## WHAT IS BEING ASKED
Tally the lines of the data that include the word "this" and state the total, nothing else.

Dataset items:
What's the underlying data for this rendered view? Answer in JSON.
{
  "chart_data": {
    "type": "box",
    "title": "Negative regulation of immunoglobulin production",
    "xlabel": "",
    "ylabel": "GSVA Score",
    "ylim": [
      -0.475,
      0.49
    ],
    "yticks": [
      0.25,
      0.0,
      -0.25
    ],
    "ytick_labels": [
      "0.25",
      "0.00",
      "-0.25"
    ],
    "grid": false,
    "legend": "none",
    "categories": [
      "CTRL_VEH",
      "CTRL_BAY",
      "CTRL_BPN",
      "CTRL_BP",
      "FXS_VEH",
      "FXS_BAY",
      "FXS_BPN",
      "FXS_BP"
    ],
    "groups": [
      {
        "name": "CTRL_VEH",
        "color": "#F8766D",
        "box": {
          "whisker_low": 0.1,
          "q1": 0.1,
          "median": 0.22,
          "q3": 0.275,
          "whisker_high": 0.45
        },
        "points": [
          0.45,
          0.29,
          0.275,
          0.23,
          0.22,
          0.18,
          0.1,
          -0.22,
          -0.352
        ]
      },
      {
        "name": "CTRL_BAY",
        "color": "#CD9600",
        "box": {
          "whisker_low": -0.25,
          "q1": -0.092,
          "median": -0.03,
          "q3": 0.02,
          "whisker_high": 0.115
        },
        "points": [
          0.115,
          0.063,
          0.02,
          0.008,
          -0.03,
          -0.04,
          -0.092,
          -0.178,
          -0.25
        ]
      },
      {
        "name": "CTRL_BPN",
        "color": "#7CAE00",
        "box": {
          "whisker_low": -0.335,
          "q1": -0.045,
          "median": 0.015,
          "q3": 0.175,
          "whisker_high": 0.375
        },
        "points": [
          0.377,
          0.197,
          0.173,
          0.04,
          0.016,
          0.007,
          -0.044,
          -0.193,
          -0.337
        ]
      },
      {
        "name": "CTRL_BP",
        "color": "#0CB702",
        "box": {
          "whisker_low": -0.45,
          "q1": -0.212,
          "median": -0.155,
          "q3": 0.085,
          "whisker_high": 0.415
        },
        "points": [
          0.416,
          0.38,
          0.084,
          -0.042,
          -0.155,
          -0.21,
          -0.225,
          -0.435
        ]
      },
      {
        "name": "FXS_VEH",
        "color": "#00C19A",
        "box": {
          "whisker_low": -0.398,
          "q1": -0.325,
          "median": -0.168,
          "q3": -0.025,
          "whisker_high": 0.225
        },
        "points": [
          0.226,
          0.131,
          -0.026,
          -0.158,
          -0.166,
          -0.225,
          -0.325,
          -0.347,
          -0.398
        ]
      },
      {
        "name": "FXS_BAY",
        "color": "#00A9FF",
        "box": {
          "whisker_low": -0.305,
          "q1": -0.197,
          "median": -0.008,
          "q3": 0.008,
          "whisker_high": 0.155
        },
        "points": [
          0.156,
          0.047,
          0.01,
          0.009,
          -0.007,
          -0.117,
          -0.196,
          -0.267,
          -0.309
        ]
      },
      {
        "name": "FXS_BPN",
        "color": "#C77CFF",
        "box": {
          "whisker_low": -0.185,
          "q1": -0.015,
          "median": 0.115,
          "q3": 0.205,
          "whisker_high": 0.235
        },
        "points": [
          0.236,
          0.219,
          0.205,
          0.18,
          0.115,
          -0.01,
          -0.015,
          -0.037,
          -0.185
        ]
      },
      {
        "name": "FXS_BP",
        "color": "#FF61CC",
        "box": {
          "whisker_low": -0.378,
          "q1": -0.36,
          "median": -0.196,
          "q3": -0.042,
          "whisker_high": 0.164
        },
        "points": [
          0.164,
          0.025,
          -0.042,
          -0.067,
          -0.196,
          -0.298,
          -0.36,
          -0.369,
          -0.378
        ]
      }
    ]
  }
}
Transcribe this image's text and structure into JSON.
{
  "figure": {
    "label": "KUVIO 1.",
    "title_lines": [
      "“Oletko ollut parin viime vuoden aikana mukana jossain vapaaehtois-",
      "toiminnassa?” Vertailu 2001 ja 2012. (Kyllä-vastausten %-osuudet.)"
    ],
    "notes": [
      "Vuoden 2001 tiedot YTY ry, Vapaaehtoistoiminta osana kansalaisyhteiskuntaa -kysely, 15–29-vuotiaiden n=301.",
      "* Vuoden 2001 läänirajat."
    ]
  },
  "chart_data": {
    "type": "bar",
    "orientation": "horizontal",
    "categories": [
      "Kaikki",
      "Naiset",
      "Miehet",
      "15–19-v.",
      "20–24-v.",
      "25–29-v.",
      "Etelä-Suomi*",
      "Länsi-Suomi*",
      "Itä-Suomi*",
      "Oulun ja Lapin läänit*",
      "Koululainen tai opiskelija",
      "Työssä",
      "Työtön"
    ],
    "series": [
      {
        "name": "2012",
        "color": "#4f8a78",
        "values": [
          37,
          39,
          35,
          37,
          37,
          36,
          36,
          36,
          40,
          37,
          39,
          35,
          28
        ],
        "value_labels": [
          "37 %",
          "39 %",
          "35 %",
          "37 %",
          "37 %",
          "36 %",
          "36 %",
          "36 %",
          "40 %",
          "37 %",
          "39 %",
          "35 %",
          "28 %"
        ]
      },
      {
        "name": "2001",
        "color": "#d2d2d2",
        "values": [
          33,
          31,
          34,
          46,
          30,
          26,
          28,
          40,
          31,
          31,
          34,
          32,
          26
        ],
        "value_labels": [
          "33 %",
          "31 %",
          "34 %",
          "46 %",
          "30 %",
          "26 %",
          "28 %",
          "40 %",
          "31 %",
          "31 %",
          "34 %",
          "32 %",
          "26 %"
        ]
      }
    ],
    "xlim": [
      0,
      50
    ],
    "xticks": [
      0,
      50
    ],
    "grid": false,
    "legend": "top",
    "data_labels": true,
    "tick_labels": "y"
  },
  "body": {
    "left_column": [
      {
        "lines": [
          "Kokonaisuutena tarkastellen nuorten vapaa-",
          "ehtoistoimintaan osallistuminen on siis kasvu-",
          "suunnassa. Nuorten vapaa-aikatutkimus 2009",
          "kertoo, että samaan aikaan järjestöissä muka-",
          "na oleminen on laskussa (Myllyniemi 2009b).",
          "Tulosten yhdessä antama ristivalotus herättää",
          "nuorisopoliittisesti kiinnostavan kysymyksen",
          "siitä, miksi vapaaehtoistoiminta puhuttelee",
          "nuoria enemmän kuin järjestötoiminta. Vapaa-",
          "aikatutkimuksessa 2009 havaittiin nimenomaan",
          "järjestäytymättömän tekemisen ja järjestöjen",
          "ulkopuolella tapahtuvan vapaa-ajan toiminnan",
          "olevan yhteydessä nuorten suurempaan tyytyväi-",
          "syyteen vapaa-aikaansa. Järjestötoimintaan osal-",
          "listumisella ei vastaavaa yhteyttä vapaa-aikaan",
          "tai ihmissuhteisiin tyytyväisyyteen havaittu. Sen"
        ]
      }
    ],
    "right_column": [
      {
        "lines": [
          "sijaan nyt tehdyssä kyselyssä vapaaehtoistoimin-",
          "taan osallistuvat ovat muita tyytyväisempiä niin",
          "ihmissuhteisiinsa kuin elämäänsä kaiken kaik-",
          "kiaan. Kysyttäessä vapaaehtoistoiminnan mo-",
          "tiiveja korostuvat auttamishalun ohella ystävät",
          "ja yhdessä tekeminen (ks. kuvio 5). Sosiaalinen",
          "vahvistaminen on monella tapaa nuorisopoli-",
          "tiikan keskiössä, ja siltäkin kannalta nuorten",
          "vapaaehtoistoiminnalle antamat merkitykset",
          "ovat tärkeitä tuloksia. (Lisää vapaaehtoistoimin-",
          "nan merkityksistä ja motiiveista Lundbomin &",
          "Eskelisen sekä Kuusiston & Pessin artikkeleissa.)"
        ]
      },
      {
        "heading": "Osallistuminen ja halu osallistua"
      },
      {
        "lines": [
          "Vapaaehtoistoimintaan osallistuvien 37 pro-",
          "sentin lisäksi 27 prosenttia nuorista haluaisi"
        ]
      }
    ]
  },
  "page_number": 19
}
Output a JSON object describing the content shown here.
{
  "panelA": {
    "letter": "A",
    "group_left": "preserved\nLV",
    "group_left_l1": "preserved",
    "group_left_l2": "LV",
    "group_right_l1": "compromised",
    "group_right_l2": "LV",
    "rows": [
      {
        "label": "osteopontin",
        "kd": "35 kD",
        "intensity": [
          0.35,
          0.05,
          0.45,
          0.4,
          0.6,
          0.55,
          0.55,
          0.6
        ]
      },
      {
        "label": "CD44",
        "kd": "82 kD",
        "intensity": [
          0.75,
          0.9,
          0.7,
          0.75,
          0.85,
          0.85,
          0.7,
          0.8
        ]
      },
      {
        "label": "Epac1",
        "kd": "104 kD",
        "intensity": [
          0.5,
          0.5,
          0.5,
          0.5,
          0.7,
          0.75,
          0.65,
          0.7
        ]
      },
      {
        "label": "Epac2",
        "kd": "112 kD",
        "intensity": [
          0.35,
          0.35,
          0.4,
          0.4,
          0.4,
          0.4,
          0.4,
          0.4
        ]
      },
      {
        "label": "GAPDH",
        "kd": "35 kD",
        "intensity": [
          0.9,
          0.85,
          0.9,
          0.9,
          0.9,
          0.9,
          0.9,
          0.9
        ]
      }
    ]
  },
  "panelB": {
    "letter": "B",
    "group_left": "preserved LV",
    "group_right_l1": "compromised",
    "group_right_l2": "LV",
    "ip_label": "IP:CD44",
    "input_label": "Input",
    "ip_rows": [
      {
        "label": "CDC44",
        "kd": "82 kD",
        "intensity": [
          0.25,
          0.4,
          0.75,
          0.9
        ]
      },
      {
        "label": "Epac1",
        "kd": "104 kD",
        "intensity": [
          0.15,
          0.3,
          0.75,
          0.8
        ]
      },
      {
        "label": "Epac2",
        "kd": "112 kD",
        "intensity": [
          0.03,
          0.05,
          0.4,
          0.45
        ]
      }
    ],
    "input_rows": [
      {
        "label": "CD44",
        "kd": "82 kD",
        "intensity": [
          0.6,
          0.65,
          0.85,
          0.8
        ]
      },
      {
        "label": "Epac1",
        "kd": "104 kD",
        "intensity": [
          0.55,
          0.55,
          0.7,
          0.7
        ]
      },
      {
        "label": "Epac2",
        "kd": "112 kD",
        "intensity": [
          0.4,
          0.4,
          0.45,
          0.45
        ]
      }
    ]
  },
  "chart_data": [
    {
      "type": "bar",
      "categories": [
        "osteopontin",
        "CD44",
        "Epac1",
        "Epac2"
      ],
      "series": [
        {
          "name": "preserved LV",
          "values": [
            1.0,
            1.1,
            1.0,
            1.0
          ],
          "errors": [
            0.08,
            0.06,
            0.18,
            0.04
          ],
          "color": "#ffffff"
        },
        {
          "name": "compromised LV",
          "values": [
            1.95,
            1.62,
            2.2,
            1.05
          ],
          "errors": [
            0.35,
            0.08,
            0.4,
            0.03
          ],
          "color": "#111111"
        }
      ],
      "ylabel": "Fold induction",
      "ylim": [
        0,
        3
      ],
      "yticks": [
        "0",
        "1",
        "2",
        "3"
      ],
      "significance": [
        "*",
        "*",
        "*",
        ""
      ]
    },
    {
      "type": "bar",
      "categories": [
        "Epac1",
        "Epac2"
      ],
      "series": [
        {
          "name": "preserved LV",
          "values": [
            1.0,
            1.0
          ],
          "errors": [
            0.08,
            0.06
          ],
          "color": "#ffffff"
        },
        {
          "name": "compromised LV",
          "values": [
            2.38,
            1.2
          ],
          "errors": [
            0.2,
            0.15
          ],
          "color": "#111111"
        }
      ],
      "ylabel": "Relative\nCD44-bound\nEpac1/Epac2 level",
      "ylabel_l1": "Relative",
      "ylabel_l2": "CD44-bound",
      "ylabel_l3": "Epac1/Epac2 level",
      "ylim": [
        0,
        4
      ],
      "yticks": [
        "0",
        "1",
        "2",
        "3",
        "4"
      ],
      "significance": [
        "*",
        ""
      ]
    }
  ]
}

## TASK ANSWER
2